--- Begin Material supplied ---

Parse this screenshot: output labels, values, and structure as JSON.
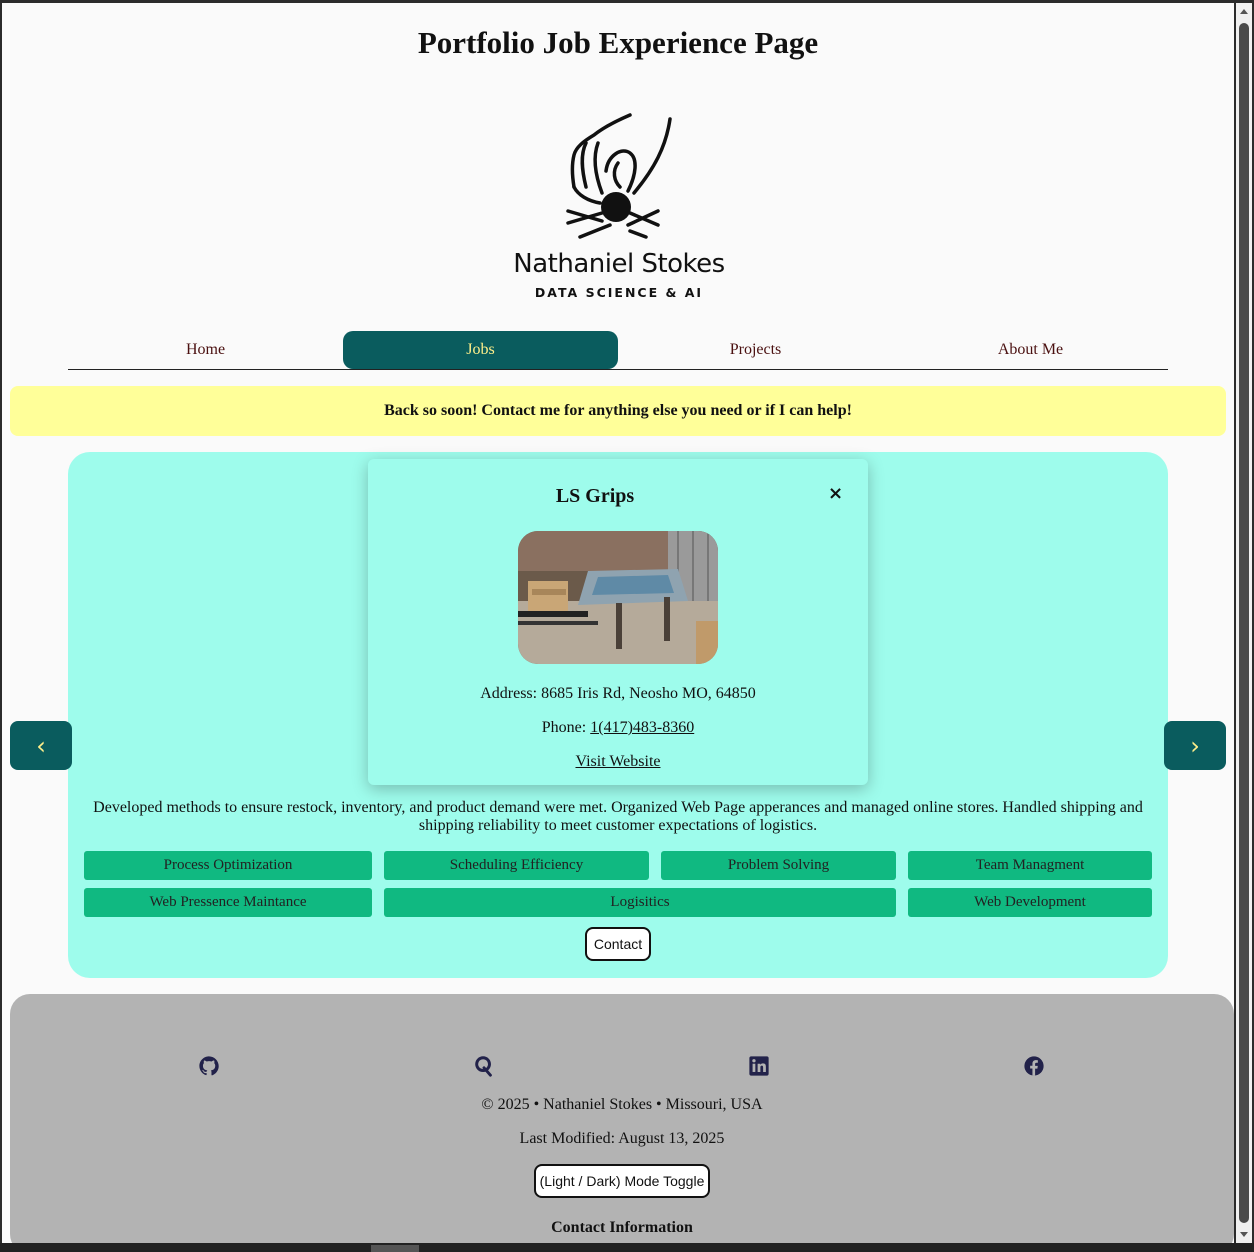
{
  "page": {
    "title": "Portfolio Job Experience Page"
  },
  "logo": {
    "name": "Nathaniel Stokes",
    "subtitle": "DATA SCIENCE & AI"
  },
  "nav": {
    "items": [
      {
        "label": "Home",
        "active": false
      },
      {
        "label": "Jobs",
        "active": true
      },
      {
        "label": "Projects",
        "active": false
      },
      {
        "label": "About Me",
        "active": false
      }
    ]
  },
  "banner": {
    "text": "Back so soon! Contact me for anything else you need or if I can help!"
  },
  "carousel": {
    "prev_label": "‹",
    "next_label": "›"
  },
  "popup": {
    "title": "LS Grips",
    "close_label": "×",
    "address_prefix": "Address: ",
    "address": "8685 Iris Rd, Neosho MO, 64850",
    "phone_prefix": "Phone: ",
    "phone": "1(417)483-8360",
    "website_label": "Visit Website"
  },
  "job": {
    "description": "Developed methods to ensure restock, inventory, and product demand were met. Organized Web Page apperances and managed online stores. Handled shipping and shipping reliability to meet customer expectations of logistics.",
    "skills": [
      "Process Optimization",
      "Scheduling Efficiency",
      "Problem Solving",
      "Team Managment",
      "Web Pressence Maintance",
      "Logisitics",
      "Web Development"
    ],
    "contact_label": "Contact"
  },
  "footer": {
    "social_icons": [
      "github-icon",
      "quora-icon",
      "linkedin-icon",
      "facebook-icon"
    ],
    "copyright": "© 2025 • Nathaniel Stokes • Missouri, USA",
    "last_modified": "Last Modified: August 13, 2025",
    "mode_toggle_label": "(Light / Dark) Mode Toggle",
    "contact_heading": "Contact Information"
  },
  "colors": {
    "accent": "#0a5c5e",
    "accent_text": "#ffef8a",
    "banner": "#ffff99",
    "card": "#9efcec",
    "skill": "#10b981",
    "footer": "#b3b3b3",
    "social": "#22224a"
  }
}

--- End Material supplied ---

## Work instructions:
Select and copy each line from the data that includes the word "Stokes".

## Solved exercise:
    "name": "Nathaniel Stokes",
    "copyright": "© 2025 • Nathaniel Stokes • Missouri, USA",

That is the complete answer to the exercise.